Work to do = Can you repeat the rows verbatim, starting at the first row and ending at the row that contains "legend-label: Full CNOT-exRec", with both of those rows included?

Supplied data =
════════

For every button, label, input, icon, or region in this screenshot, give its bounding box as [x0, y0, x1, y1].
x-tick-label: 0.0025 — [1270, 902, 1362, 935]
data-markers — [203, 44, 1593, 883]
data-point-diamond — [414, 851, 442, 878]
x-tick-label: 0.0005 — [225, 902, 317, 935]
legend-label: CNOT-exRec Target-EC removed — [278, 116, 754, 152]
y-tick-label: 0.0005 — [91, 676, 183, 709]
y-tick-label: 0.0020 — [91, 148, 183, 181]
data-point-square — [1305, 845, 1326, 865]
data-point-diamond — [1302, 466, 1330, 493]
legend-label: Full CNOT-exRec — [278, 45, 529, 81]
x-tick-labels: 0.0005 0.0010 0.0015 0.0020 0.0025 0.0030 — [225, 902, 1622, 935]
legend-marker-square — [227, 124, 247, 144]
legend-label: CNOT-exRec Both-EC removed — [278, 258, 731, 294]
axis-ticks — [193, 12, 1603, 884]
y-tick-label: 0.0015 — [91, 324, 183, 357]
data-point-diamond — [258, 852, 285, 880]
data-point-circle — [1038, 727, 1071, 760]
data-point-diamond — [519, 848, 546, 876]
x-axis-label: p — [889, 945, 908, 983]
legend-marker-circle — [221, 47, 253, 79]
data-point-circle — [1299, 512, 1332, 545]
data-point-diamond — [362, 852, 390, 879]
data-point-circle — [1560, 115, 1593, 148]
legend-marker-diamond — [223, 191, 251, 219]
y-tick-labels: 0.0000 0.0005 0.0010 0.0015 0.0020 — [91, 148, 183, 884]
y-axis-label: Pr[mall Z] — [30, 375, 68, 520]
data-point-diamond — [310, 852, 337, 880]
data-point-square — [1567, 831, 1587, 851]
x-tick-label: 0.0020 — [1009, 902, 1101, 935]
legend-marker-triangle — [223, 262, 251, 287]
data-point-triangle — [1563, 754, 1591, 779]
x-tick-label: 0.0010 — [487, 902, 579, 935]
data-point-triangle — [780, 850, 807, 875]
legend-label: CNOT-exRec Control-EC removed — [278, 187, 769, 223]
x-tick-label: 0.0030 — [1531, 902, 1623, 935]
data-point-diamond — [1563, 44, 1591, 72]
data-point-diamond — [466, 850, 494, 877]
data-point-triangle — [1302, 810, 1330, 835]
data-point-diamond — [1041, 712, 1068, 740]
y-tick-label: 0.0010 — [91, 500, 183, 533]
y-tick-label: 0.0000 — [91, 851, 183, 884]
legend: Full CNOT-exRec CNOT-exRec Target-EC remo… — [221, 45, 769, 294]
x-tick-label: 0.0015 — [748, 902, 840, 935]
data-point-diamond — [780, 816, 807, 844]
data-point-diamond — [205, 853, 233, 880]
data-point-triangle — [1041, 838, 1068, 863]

════════

Exercise solution =
For every button, label, input, icon, or region in this screenshot, give its bounding box as [x0, y0, x1, y1].
x-tick-label: 0.0025 — [1270, 902, 1362, 935]
data-markers — [203, 44, 1593, 883]
data-point-diamond — [414, 851, 442, 878]
x-tick-label: 0.0005 — [225, 902, 317, 935]
legend-label: CNOT-exRec Target-EC removed — [278, 116, 754, 152]
y-tick-label: 0.0005 — [91, 676, 183, 709]
y-tick-label: 0.0020 — [91, 148, 183, 181]
data-point-square — [1305, 845, 1326, 865]
data-point-diamond — [1302, 466, 1330, 493]
legend-label: Full CNOT-exRec — [278, 45, 529, 81]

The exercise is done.